§ **WHAT YOU ARE ASKED TO DO**
Reproduce all the entries precisely.

§ **SUPPLIED DATA**
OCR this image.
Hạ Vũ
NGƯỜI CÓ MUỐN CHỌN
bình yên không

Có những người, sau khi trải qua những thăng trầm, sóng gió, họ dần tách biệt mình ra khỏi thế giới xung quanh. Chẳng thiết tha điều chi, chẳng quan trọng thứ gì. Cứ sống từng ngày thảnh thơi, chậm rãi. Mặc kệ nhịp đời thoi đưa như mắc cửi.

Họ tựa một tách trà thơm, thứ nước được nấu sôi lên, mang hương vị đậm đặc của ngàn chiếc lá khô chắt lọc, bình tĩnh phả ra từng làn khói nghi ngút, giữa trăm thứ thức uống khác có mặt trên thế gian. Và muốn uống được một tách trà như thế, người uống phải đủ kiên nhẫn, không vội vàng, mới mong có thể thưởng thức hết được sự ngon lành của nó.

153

§ **COMPLETED EXERCISE**
OCR this image.
Hạ Vũ
NGƯỜI CÓ MUỐN CHỌN
bình yên không

Có những người, sau khi trải qua những thăng trầm, sóng gió, họ dần tách biệt mình ra khỏi thế giới xung quanh. Chẳng thiết tha điều chi, chẳng quan trọng thứ gì. Cứ sống từng ngày thảnh thơi, chậm rãi. Mặc kệ nhịp đời thoi đưa như mắc cửi.

Họ tựa một tách trà thơm, thứ nước được nấu sôi lên, mang hương vị đậm đặc của ngàn chiếc lá khô chắt lọc, bình tĩnh phả ra từng làn khói nghi ngút, giữa trăm thứ thức uống khác có mặt trên thế gian. Và muốn uống được một tách trà như thế, người uống phải đủ kiên nhẫn, không vội vàng, mới mong có thể thưởng thức hết được sự ngon lành của nó.

153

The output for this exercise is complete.